[Source listing]
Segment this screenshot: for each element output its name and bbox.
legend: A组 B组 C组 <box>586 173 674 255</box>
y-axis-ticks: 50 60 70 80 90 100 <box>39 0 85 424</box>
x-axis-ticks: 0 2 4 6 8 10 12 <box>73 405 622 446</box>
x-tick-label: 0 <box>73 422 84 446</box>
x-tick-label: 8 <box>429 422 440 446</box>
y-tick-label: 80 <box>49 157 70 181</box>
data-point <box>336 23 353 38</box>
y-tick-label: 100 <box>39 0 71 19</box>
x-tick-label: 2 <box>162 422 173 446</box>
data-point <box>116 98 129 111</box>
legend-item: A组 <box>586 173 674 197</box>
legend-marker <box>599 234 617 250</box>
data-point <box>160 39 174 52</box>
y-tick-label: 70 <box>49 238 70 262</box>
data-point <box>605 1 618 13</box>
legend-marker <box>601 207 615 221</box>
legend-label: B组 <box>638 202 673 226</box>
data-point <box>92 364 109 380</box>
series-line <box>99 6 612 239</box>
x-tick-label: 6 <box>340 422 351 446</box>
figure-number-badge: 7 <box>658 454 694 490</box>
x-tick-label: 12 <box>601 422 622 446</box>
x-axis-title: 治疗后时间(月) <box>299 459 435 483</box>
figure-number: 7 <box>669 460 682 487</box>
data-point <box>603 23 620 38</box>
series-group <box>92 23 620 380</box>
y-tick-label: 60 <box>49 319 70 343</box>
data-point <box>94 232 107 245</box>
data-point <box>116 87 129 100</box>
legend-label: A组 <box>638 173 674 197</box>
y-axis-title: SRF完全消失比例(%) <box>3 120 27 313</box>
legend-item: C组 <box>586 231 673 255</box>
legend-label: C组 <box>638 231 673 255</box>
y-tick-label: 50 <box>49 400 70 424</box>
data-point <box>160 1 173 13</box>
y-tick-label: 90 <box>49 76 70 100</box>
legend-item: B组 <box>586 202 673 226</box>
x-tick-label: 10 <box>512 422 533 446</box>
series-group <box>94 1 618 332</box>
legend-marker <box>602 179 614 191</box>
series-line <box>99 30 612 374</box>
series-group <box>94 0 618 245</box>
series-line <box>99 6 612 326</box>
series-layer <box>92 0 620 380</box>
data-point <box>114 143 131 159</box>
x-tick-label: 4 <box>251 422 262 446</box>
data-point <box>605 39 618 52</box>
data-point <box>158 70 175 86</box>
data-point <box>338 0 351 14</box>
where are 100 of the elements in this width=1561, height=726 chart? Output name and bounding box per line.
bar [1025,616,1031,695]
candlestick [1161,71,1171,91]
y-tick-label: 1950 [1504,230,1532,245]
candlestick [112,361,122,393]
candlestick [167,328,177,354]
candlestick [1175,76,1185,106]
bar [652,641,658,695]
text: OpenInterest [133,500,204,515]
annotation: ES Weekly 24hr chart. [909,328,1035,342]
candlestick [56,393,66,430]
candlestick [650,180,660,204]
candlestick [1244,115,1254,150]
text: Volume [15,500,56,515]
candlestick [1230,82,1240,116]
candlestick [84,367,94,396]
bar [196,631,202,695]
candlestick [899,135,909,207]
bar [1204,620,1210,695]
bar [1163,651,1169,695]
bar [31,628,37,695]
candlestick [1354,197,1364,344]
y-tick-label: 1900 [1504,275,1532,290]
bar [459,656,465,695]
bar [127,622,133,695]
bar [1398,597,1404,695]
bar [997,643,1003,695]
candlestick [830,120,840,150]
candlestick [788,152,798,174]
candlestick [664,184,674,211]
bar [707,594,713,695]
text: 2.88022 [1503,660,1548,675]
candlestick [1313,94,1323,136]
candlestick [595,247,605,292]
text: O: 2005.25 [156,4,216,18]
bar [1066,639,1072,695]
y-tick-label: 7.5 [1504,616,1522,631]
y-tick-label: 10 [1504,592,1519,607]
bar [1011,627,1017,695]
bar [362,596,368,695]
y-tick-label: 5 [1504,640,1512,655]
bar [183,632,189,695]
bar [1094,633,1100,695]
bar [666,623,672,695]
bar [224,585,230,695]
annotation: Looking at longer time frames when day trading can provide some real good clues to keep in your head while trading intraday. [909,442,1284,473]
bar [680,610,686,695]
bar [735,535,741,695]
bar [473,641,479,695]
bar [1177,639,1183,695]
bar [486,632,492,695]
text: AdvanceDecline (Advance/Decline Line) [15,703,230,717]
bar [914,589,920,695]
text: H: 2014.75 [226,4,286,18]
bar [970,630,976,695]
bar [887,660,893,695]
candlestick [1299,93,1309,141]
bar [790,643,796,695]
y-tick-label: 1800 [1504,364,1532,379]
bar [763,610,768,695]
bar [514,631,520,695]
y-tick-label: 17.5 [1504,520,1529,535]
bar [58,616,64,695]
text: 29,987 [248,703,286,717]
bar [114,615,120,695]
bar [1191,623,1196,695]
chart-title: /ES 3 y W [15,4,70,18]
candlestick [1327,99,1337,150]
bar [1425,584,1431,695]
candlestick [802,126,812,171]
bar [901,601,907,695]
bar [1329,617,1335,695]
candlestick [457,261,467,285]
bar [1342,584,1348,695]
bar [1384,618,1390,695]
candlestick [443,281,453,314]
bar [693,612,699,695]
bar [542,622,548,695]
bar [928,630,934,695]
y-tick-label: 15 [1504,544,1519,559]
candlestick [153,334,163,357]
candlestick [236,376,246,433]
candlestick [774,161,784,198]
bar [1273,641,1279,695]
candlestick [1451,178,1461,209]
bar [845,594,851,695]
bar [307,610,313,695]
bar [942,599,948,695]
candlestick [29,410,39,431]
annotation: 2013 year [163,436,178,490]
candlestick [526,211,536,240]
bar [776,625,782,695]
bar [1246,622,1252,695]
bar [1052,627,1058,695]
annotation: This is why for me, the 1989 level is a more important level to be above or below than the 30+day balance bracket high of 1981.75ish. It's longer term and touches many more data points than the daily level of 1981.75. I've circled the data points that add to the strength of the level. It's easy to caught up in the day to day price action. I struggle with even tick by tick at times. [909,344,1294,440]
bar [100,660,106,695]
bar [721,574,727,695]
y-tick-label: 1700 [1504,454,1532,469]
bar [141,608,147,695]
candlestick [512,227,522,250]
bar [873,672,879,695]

* Task objective: Reproduce the entire listing above verbatim, line by line, without altering any character.

* The reply:
Segment this screenshot: for each element output its name and bbox.
legend: A组 B组 C组 <box>586 173 674 255</box>
y-axis-ticks: 50 60 70 80 90 100 <box>39 0 85 424</box>
x-axis-ticks: 0 2 4 6 8 10 12 <box>73 405 622 446</box>
x-tick-label: 0 <box>73 422 84 446</box>
x-tick-label: 8 <box>429 422 440 446</box>
y-tick-label: 80 <box>49 157 70 181</box>
data-point <box>336 23 353 38</box>
y-tick-label: 100 <box>39 0 71 19</box>
x-tick-label: 2 <box>162 422 173 446</box>
data-point <box>116 98 129 111</box>
legend-item: A组 <box>586 173 674 197</box>
legend-marker <box>599 234 617 250</box>
data-point <box>160 39 174 52</box>
y-tick-label: 70 <box>49 238 70 262</box>
data-point <box>605 1 618 13</box>
legend-marker <box>601 207 615 221</box>
legend-label: B组 <box>638 202 673 226</box>
data-point <box>92 364 109 380</box>
series-line <box>99 6 612 239</box>
x-tick-label: 6 <box>340 422 351 446</box>
figure-number-badge: 7 <box>658 454 694 490</box>
x-tick-label: 12 <box>601 422 622 446</box>
x-axis-title: 治疗后时间(月) <box>299 459 435 483</box>
figure-number: 7 <box>669 460 682 487</box>
data-point <box>603 23 620 38</box>
series-group <box>92 23 620 380</box>
y-tick-label: 60 <box>49 319 70 343</box>
data-point <box>94 232 107 245</box>
data-point <box>116 87 129 100</box>
legend-label: A组 <box>638 173 674 197</box>
y-axis-title: SRF完全消失比例(%) <box>3 120 27 313</box>
legend-item: C组 <box>586 231 673 255</box>
legend-label: C组 <box>638 231 673 255</box>
y-tick-label: 50 <box>49 400 70 424</box>
data-point <box>160 1 173 13</box>
y-tick-label: 90 <box>49 76 70 100</box>
legend-item: B组 <box>586 202 673 226</box>
x-tick-label: 10 <box>512 422 533 446</box>
series-group <box>94 1 618 332</box>
legend-marker <box>602 179 614 191</box>
series-line <box>99 30 612 374</box>
series-group <box>94 0 618 245</box>
series-line <box>99 6 612 326</box>
series-layer <box>92 0 620 380</box>
data-point <box>114 143 131 159</box>
x-tick-label: 4 <box>251 422 262 446</box>
data-point <box>605 39 618 52</box>
data-point <box>158 70 175 86</box>
data-point <box>338 0 351 14</box>
where are 100 of the elements in this width=1561, height=726 chart? Output name and bounding box per line.
bar [1025,616,1031,695]
candlestick [1161,71,1171,91]
y-tick-label: 1950 [1504,230,1532,245]
candlestick [112,361,122,393]
candlestick [167,328,177,354]
candlestick [1175,76,1185,106]
bar [652,641,658,695]
text: OpenInterest [133,500,204,515]
annotation: ES Weekly 24hr chart. [909,328,1035,342]
candlestick [56,393,66,430]
candlestick [650,180,660,204]
candlestick [1244,115,1254,150]
text: Volume [15,500,56,515]
candlestick [1230,82,1240,116]
candlestick [84,367,94,396]
bar [196,631,202,695]
candlestick [899,135,909,207]
bar [1204,620,1210,695]
bar [1163,651,1169,695]
bar [31,628,37,695]
candlestick [1354,197,1364,344]
y-tick-label: 1900 [1504,275,1532,290]
bar [459,656,465,695]
bar [127,622,133,695]
bar [1398,597,1404,695]
bar [997,643,1003,695]
candlestick [830,120,840,150]
candlestick [788,152,798,174]
candlestick [664,184,674,211]
bar [707,594,713,695]
text: 2.88022 [1503,660,1548,675]
candlestick [1313,94,1323,136]
candlestick [595,247,605,292]
text: O: 2005.25 [156,4,216,18]
bar [1066,639,1072,695]
y-tick-label: 7.5 [1504,616,1522,631]
y-tick-label: 10 [1504,592,1519,607]
bar [1011,627,1017,695]
bar [362,596,368,695]
y-tick-label: 5 [1504,640,1512,655]
bar [183,632,189,695]
bar [1094,633,1100,695]
bar [666,623,672,695]
bar [224,585,230,695]
annotation: Looking at longer time frames when day trading can provide some real good clues to keep in your head while trading intraday. [909,442,1284,473]
bar [680,610,686,695]
bar [735,535,741,695]
bar [473,641,479,695]
bar [1177,639,1183,695]
bar [486,632,492,695]
text: AdvanceDecline (Advance/Decline Line) [15,703,230,717]
bar [914,589,920,695]
text: H: 2014.75 [226,4,286,18]
bar [970,630,976,695]
bar [887,660,893,695]
candlestick [1299,93,1309,141]
bar [790,643,796,695]
y-tick-label: 1800 [1504,364,1532,379]
bar [763,610,768,695]
bar [514,631,520,695]
y-tick-label: 17.5 [1504,520,1529,535]
bar [58,616,64,695]
text: 29,987 [248,703,286,717]
bar [114,615,120,695]
bar [1191,623,1196,695]
chart-title: /ES 3 y W [15,4,70,18]
candlestick [1327,99,1337,150]
bar [1425,584,1431,695]
candlestick [802,126,812,171]
bar [901,601,907,695]
bar [1329,617,1335,695]
candlestick [457,261,467,285]
bar [1342,584,1348,695]
bar [1384,618,1390,695]
candlestick [443,281,453,314]
bar [693,612,699,695]
bar [542,622,548,695]
bar [928,630,934,695]
y-tick-label: 15 [1504,544,1519,559]
candlestick [153,334,163,357]
candlestick [236,376,246,433]
candlestick [774,161,784,198]
bar [1273,641,1279,695]
candlestick [1451,178,1461,209]
bar [845,594,851,695]
bar [307,610,313,695]
bar [942,599,948,695]
candlestick [29,410,39,431]
annotation: 2013 year [163,436,178,490]
candlestick [526,211,536,240]
bar [776,625,782,695]
bar [1246,622,1252,695]
bar [1052,627,1058,695]
annotation: This is why for me, the 1989 level is a more important level to be above or below than the 30+day balance bracket high of 1981.75ish. It's longer term and touches many more data points than the daily level of 1981.75. I've circled the data points that add to the strength of the level. It's easy to caught up in the day to day price action. I struggle with even tick by tick at times. [909,344,1294,440]
bar [100,660,106,695]
bar [721,574,727,695]
y-tick-label: 1700 [1504,454,1532,469]
bar [141,608,147,695]
candlestick [512,227,522,250]
bar [873,672,879,695]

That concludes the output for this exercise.